> **Input records**:
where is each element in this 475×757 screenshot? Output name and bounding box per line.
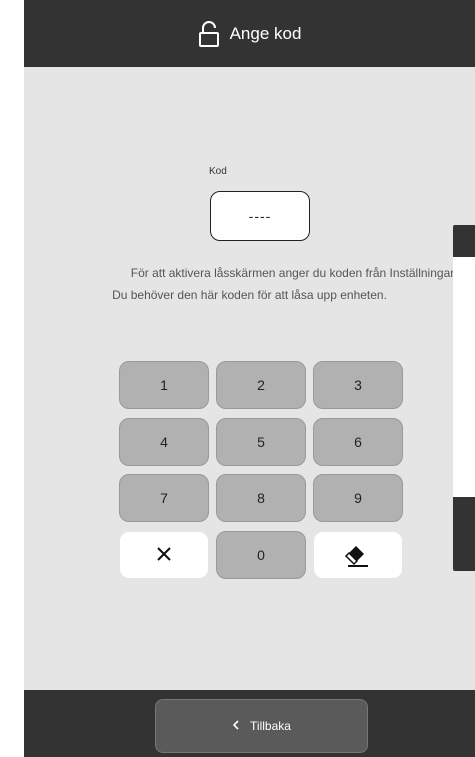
eraser-icon [343,539,373,572]
key-6[interactable]: 6 [313,418,403,466]
key-4[interactable]: 4 [119,418,209,466]
key-1[interactable]: 1 [119,361,209,409]
page-title: Ange kod [229,23,302,43]
key-3[interactable]: 3 [313,361,403,409]
info-text: För att aktivera låsskärmen anger du kod… [24,262,475,306]
unlock-icon [198,20,220,47]
clear-button[interactable] [119,531,209,579]
key-7[interactable]: 7 [119,474,209,522]
key-2[interactable]: 2 [216,361,306,409]
key-9[interactable]: 9 [313,474,403,522]
close-icon [155,545,173,566]
key-0[interactable]: 0 [216,531,306,579]
back-label: Tillbaka [250,719,291,733]
backspace-button[interactable] [313,531,403,579]
screen: Ange kod Kod ---- För att aktivera låssk… [24,0,475,757]
footer-bar: Tillbaka [24,690,475,757]
key-8[interactable]: 8 [216,474,306,522]
header-bar: Ange kod [24,0,475,67]
info-line-2: Du behöver den här koden för att låsa up… [112,288,387,302]
code-field[interactable]: ---- [210,191,310,241]
chevron-left-icon [232,719,240,733]
code-label: Kod [209,166,227,177]
side-panel-content [453,257,475,497]
key-5[interactable]: 5 [216,418,306,466]
side-panel [453,225,475,571]
info-line-1: För att aktivera låsskärmen anger du kod… [130,266,455,280]
back-button[interactable]: Tillbaka [155,699,368,753]
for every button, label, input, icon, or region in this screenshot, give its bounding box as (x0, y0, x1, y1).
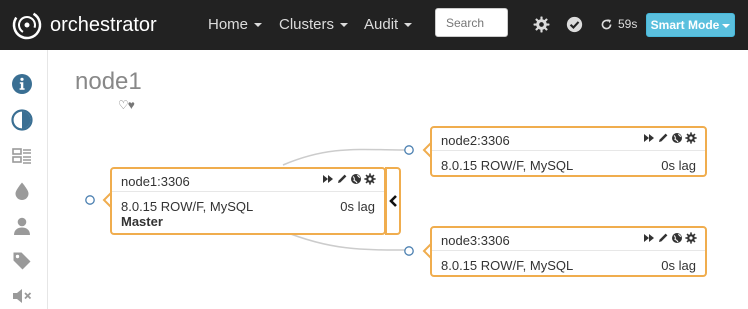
node2-connector[interactable] (404, 145, 414, 155)
globe-icon[interactable] (671, 132, 683, 144)
pencil-icon[interactable] (657, 132, 669, 144)
fast-forward-icon[interactable] (322, 173, 334, 185)
globe-icon[interactable] (350, 173, 362, 185)
node-box-node1[interactable]: node1:3306 8.0.15 ROW/F, MySQL 0s lag Ma… (110, 167, 386, 235)
node-name[interactable]: node1:3306 (121, 174, 190, 189)
gear-icon[interactable] (685, 132, 697, 144)
node-lag: 0s lag (661, 258, 696, 273)
pencil-icon[interactable] (657, 232, 669, 244)
node3-connector[interactable] (404, 246, 414, 256)
collapse-replicas-tab[interactable] (385, 167, 401, 235)
node-header: node2:3306 (432, 128, 705, 151)
pencil-icon[interactable] (336, 173, 348, 185)
node-lag: 0s lag (340, 199, 375, 214)
node-actions (643, 132, 697, 144)
node-header: node3:3306 (432, 228, 705, 251)
node1-connector[interactable] (85, 195, 95, 205)
node-version: 8.0.15 ROW/F, MySQL (121, 199, 254, 214)
globe-icon[interactable] (671, 232, 683, 244)
node-lag: 0s lag (661, 158, 696, 173)
fast-forward-icon[interactable] (643, 132, 655, 144)
node-role: Master (121, 214, 163, 229)
node-name[interactable]: node2:3306 (441, 133, 510, 148)
gear-icon[interactable] (364, 173, 376, 185)
node-name[interactable]: node3:3306 (441, 233, 510, 248)
chevron-left-icon (389, 195, 397, 207)
node-actions (643, 232, 697, 244)
node-box-node2[interactable]: node2:3306 8.0.15 ROW/F, MySQL 0s lag (430, 126, 707, 177)
node-version: 8.0.15 ROW/F, MySQL (441, 158, 574, 173)
node-header: node1:3306 (112, 169, 384, 192)
gear-icon[interactable] (685, 232, 697, 244)
node-box-node3[interactable]: node3:3306 8.0.15 ROW/F, MySQL 0s lag (430, 226, 707, 277)
node-version: 8.0.15 ROW/F, MySQL (441, 258, 574, 273)
fast-forward-icon[interactable] (643, 232, 655, 244)
node-actions (322, 173, 376, 185)
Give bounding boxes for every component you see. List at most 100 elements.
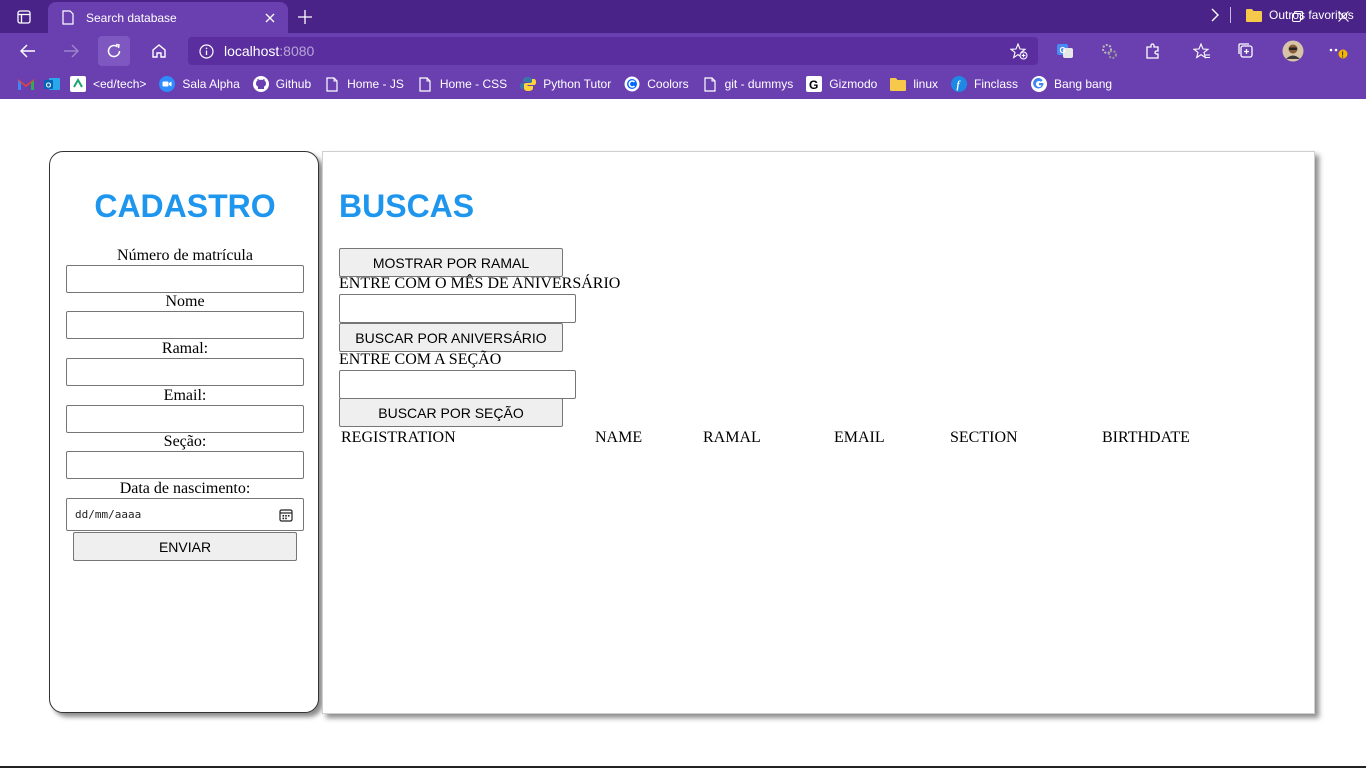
browser-toolbar: localhost:8080 G !	[0, 33, 1366, 69]
bookmark-item[interactable]: O	[38, 72, 64, 96]
registration-label: Número de matrícula	[117, 247, 253, 264]
bookmark-item[interactable]: linux	[884, 72, 945, 96]
add-favorite-icon[interactable]	[1008, 41, 1030, 61]
back-button[interactable]	[12, 36, 44, 66]
bookmark-item[interactable]: Home - JS	[318, 72, 411, 96]
arrow-right-icon	[64, 44, 79, 58]
search-birthday-button[interactable]: BUSCAR POR ANIVERSÁRIO	[339, 323, 563, 352]
close-tab-icon[interactable]	[260, 8, 280, 28]
info-icon[interactable]	[188, 37, 224, 65]
bookmark-item[interactable]: Sala Alpha	[153, 72, 246, 96]
forward-button[interactable]	[55, 36, 87, 66]
column-header-birthdate: BIRTHDATE	[1102, 429, 1190, 446]
bookmark-item[interactable]	[12, 72, 38, 96]
collections-icon	[1238, 43, 1253, 58]
cadastro-panel: CADASTRO Número de matrícula Nome Ramal:…	[49, 151, 319, 713]
email-label: Email:	[163, 387, 207, 404]
birthdate-input[interactable]: dd/mm/aaaa	[66, 498, 304, 531]
avatar	[1282, 40, 1304, 62]
bookmark-label: Github	[275, 77, 312, 91]
birthday-month-label: ENTRE COM O MÊS DE ANIVERSÁRIO	[339, 275, 621, 292]
python-icon	[520, 76, 537, 92]
finclass-icon: f	[951, 76, 967, 92]
bookmark-label: Finclass	[974, 77, 1019, 91]
home-button[interactable]	[143, 36, 175, 66]
bookmark-label: linux	[913, 77, 938, 91]
birthday-month-input[interactable]	[339, 294, 576, 323]
svg-text:G: G	[809, 78, 818, 92]
cadastro-title: CADASTRO	[94, 188, 276, 224]
birthdate-placeholder: dd/mm/aaaa	[75, 508, 142, 521]
extension-gear-icon	[1102, 44, 1117, 59]
google-icon	[1031, 76, 1048, 92]
profile-button[interactable]	[1277, 36, 1309, 66]
coolors-icon	[624, 76, 640, 92]
bookmarks-bar: O <ed/tech> Sala Alpha Github Home - JS Home …	[0, 69, 1366, 99]
settings-menu-button[interactable]: !	[1322, 36, 1354, 66]
puzzle-icon	[1146, 43, 1159, 59]
buscas-title: BUSCAS	[339, 188, 475, 224]
plus-icon	[298, 10, 312, 24]
gmail-icon	[18, 76, 34, 92]
more-options-icon: !	[1329, 48, 1348, 59]
bookmark-item[interactable]: Github	[247, 72, 318, 96]
name-input[interactable]	[66, 311, 304, 339]
refresh-button[interactable]	[98, 36, 130, 66]
calendar-icon[interactable]	[278, 507, 294, 523]
bookmark-label: git - dummys	[724, 77, 794, 91]
tab-actions-button[interactable]	[8, 5, 40, 29]
bookmark-label: Python Tutor	[543, 77, 612, 91]
tab-actions-icon	[17, 10, 31, 24]
svg-text:O: O	[46, 83, 52, 90]
submit-button[interactable]: ENVIAR	[73, 532, 297, 561]
bookmark-label: Home - CSS	[439, 77, 508, 91]
section-label: Seção:	[163, 433, 207, 450]
zoom-icon	[159, 76, 176, 92]
bookmark-label: Sala Alpha	[182, 77, 240, 91]
section-input[interactable]	[66, 451, 304, 479]
column-header-ramal: RAMAL	[703, 429, 761, 446]
email-input[interactable]	[66, 405, 304, 433]
extensions-button[interactable]	[1137, 36, 1169, 66]
folder-icon	[1246, 7, 1262, 23]
bookmark-label: Coolors	[647, 77, 689, 91]
section-search-input[interactable]	[339, 370, 576, 399]
address-bar[interactable]: localhost:8080	[188, 37, 1038, 65]
favorites-star-icon	[1193, 42, 1210, 59]
tab-title: Search database	[86, 10, 177, 25]
other-favorites-label: Outros favoritos	[1269, 8, 1354, 22]
bookmark-item[interactable]: Coolors	[618, 72, 695, 96]
new-tab-button[interactable]	[292, 5, 318, 29]
bookmark-item[interactable]: <ed/tech>	[64, 72, 153, 96]
ramal-input[interactable]	[66, 358, 304, 386]
bookmark-item[interactable]: Python Tutor	[514, 72, 618, 96]
svg-text:G: G	[1060, 46, 1066, 55]
page-icon	[702, 76, 718, 92]
bookmark-item[interactable]: G Gizmodo	[800, 72, 884, 96]
chevron-right-icon[interactable]	[1206, 3, 1224, 27]
page-icon	[60, 10, 76, 26]
birthdate-label: Data de nascimento:	[119, 480, 251, 497]
search-section-button[interactable]: BUSCAR POR SEÇÃO	[339, 398, 563, 427]
refresh-icon	[107, 43, 121, 58]
svg-text:!: !	[1341, 50, 1344, 59]
bookmark-item[interactable]: Home - CSS	[411, 72, 514, 96]
translate-icon: G	[1057, 44, 1073, 58]
bookmark-item[interactable]: Bang bang	[1025, 72, 1119, 96]
bookmark-item[interactable]: git - dummys	[696, 72, 801, 96]
browser-tab-active[interactable]: Search database	[48, 2, 288, 33]
name-label: Nome	[165, 293, 205, 310]
extension-button[interactable]	[1093, 36, 1125, 66]
other-favorites[interactable]: Outros favoritos	[1240, 3, 1361, 27]
favorites-button[interactable]	[1186, 36, 1218, 66]
registration-input[interactable]	[66, 265, 304, 293]
bookmark-label: Gizmodo	[829, 77, 878, 91]
collections-button[interactable]	[1230, 36, 1262, 66]
outlook-icon: O	[44, 76, 60, 92]
section-search-label: ENTRE COM A SEÇÃO	[339, 351, 502, 368]
translate-button[interactable]: G	[1049, 36, 1081, 66]
show-by-ramal-button[interactable]: MOSTRAR POR RAMAL	[339, 248, 563, 277]
bookmark-item[interactable]: f Finclass	[945, 72, 1025, 96]
column-header-registration: REGISTRATION	[341, 429, 456, 446]
column-header-section: SECTION	[950, 429, 1018, 446]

> **Task prompt**:
Convert everything above, from the line containing "browser-toolbar: localhost:8080 G" down to the line containing "36, 130, 66]", into a Markdown table with the columns Row and Line. Number each line in the Row column and leave out blank lines.

> **Result below**:
| Row | Line |
|---|---|
| 1 | browser-toolbar: localhost:8080 G !	[0, 33, 1366, 69] |
| 2 | bookmark-item[interactable]: O	[38, 72, 64, 96] |
| 3 | registration-label: Número de matrícula	[117, 247, 253, 264] |
| 4 | bookmark-item[interactable]: linux	[884, 72, 945, 96] |
| 5 | add-favorite-icon[interactable]	[1008, 41, 1030, 61] |
| 6 | back-button[interactable]	[12, 36, 44, 66] |
| 7 | bookmark-item[interactable]: Home - JS	[318, 72, 411, 96] |
| 8 | arrow-right-icon	[64, 44, 79, 58] |
| 9 | search-birthday-button[interactable]: BUSCAR POR ANIVERSÁRIO	[339, 323, 563, 352] |
| 10 | close-tab-icon[interactable]	[260, 8, 280, 28] |
| 11 | info-icon[interactable]	[188, 37, 224, 65] |
| 12 | bookmark-item[interactable]: Sala Alpha	[153, 72, 246, 96] |
| 13 | forward-button[interactable]	[55, 36, 87, 66] |
| 14 | column-header-birthdate: BIRTHDATE	[1102, 429, 1190, 446] |
| 15 | bookmark-item[interactable]	[12, 72, 38, 96] |
| 16 | collections-icon	[1238, 43, 1253, 58] |
| 17 | cadastro-panel: CADASTRO Número de matrícula Nome Ramal:…	[49, 151, 319, 713] |
| 18 | email-label: Email:	[163, 387, 207, 404] |
| 19 | birthdate-input[interactable]: dd/mm/aaaa	[66, 498, 304, 531] |
| 20 | avatar	[1282, 40, 1304, 62] |
| 21 | bookmark-label: Github	[275, 77, 312, 91] |
| 22 | birthday-month-label: ENTRE COM O MÊS DE ANIVERSÁRIO	[339, 275, 621, 292] |
| 23 | python-icon	[520, 76, 537, 92] |
| 24 | finclass-icon: f	[951, 76, 967, 92] |
| 25 | bookmark-label: Finclass	[974, 77, 1019, 91] |
| 26 | home-button[interactable]	[143, 36, 175, 66] |
| 27 | bookmark-label: linux	[913, 77, 938, 91] |
| 28 | birthday-month-input[interactable]	[339, 294, 576, 323] |
| 29 | svg-text:G: G	[809, 78, 818, 92] |
| 30 | cadastro-title: CADASTRO	[94, 188, 276, 224] |
| 31 | birthdate-placeholder: dd/mm/aaaa	[75, 508, 142, 521] |
| 32 | extension-gear-icon	[1102, 44, 1117, 59] |
| 33 | google-icon	[1031, 76, 1048, 92] |
| 34 | profile-button[interactable]	[1277, 36, 1309, 66] |
| 35 | coolors-icon	[624, 76, 640, 92] |
| 36 | bookmarks-bar: O <ed/tech> Sala Alpha Github Home - JS Home …	[0, 69, 1366, 99] |
| 37 | settings-menu-button[interactable]: !	[1322, 36, 1354, 66] |
| 38 | puzzle-icon	[1146, 43, 1159, 59] |
| 39 | buscas-title: BUSCAS	[339, 188, 475, 224] |
| 40 | plus-icon	[298, 10, 312, 24] |
| 41 | gmail-icon	[18, 76, 34, 92] |
| 42 | more-options-icon: !	[1329, 48, 1348, 59] |
| 43 | bookmark-item[interactable]: Github	[247, 72, 318, 96] |
| 44 | name-input[interactable]	[66, 311, 304, 339] |
| 45 | refresh-button[interactable]	[98, 36, 130, 66] |